— Source —
========

Two things petrify the general public when they think about it, the deepest parts of the ocean and outer space. However, the people behind the greatest achievements in space exploration scoffed in the face of fear.
The Miraculous Resolution of Apollo 13
Sometimes, the greatest achievements are not what you accomplish but how you manage adversity. There’s no greater example of that than the happenings surrounding Apollo 13.
Even before a calendar year passed, the U.S. wanted to return to the moon on Apollo 13. On April 11, 1970, the spacecraft soared through the sky with its crew aboard the shuttle, Fred Hayes, John Swigert, and James Lovell.
After two and a half days of smooth sailing, disaster struck when one of the oxygen tanks ruptured. What made matters worse was the rupture went undetected, even though it was faulty in a 1965 mission.

========

— Dataset extract —
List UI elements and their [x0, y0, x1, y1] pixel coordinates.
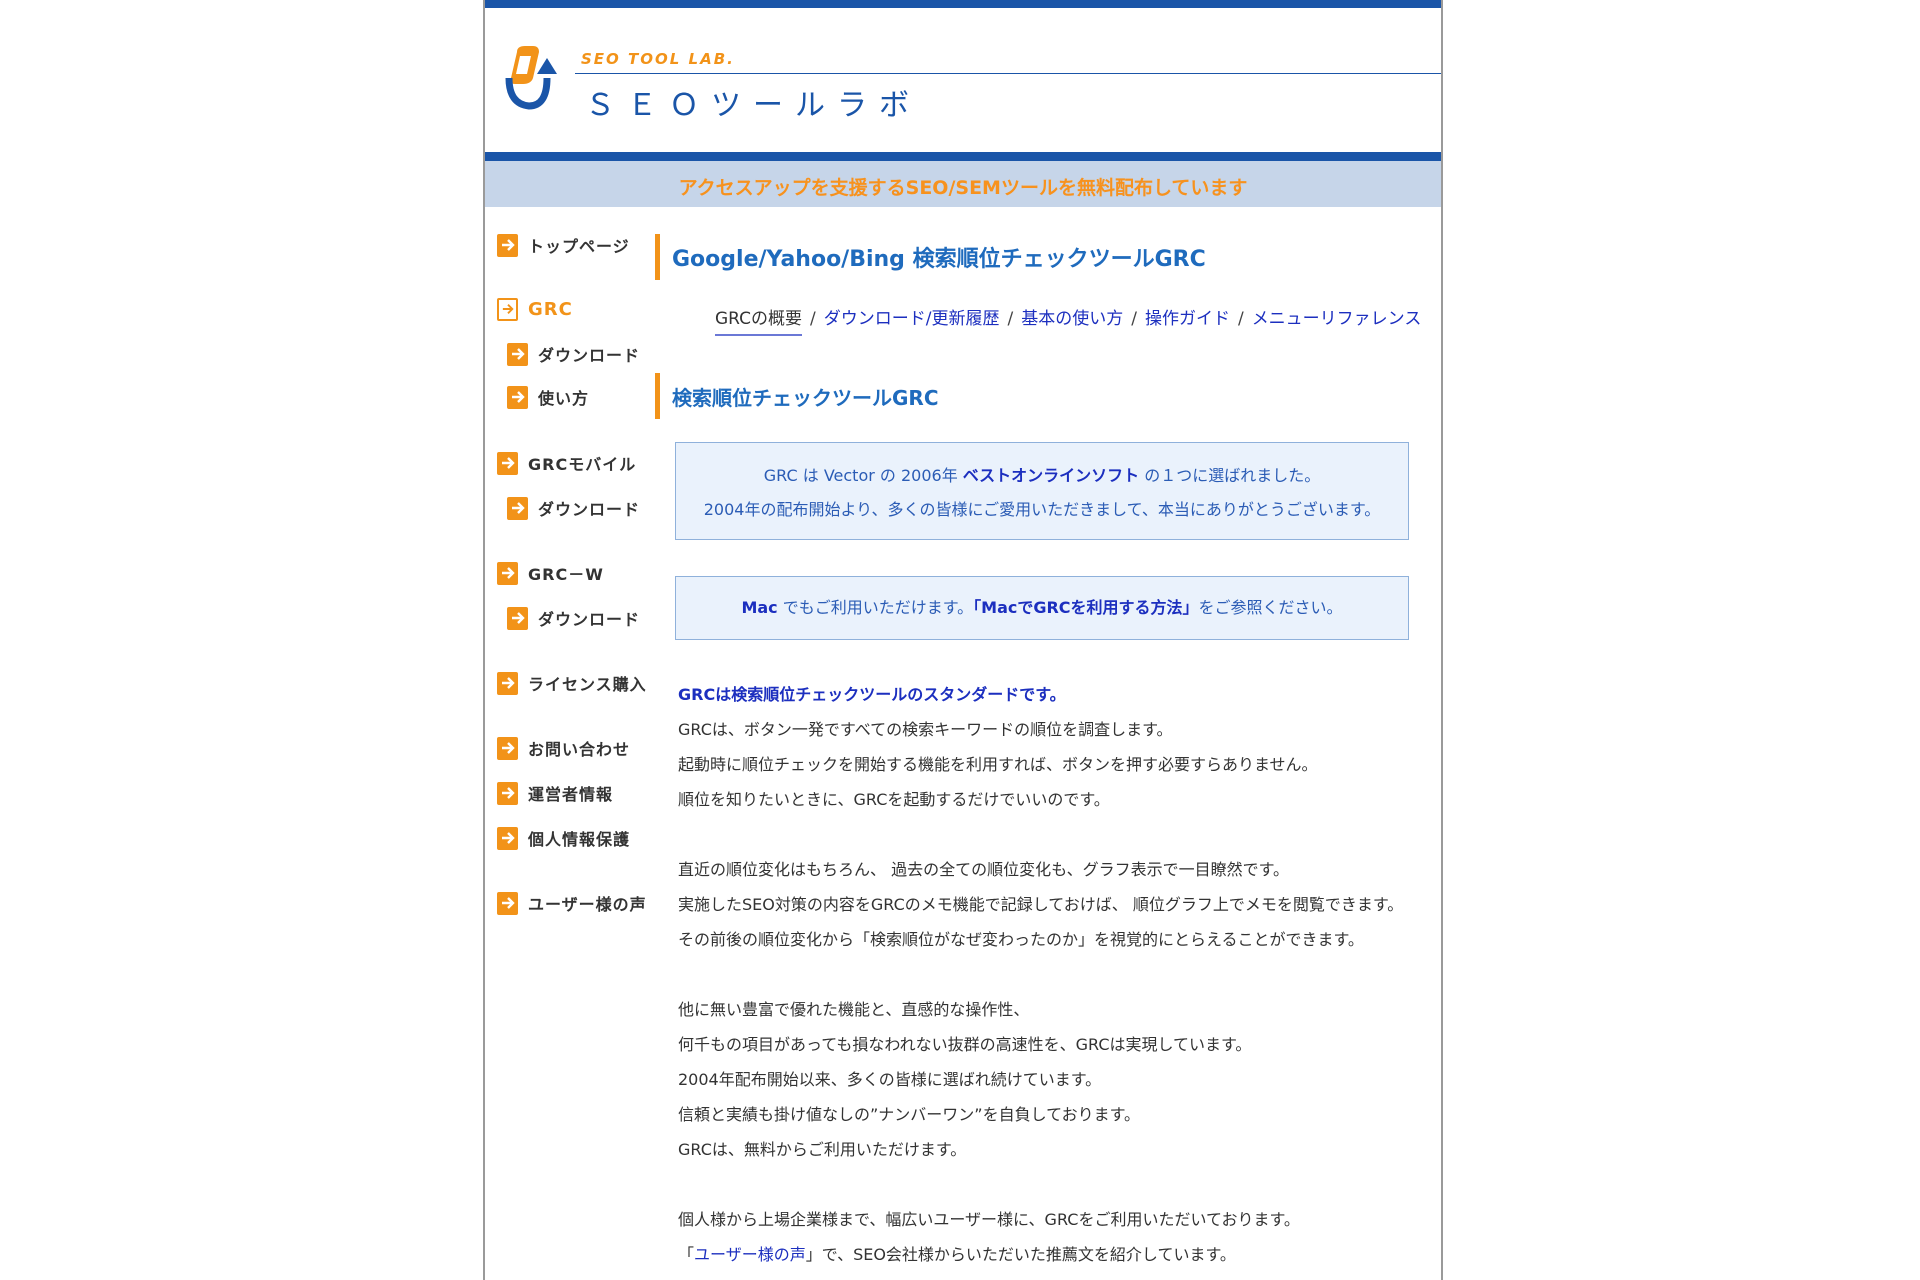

========

— Goals —
1/ According to the Apollo 13 passage, on what date did the spacecraft launch?
2/ Condense the paragraph of the Apollo 13 passage that begins "Even before a calendar year passed" into a single shorter sentence, keeping its main facts.
3/ Quote the Apollo 13 passage word for word between "Two things petrify" and "a 1965 mission.", inclusive.
Base every answer on the Apollo 13 passage alone, leaving the material aside.

— Responses to the exercise —
1/ April 11, 1970.

2/ Within a year, the U.S. aimed to return to the moon with Apollo 13, which launched on April 11, 1970, with Fred Hayes, John Swigert, and James Lovell aboard.

3/
Two things petrify the general public when they think about it, the deepest parts of the ocean and outer space. However, the people behind the greatest achievements in space exploration scoffed in the face of fear.
The Miraculous Resolution of Apollo 13
Sometimes, the greatest achievements are not what you accomplish but how you manage adversity. There’s no greater example of that than the happenings surrounding Apollo 13.
Even before a calendar year passed, the U.S. wanted to return to the moon on Apollo 13. On April 11, 1970, the spacecraft soared through the sky with its crew aboard the shuttle, Fred Hayes, John Swigert, and James Lovell.
After two and a half days of smooth sailing, disaster struck when one of the oxygen tanks ruptured. What made matters worse was the rupture went undetected, even though it was faulty in a 1965 mission.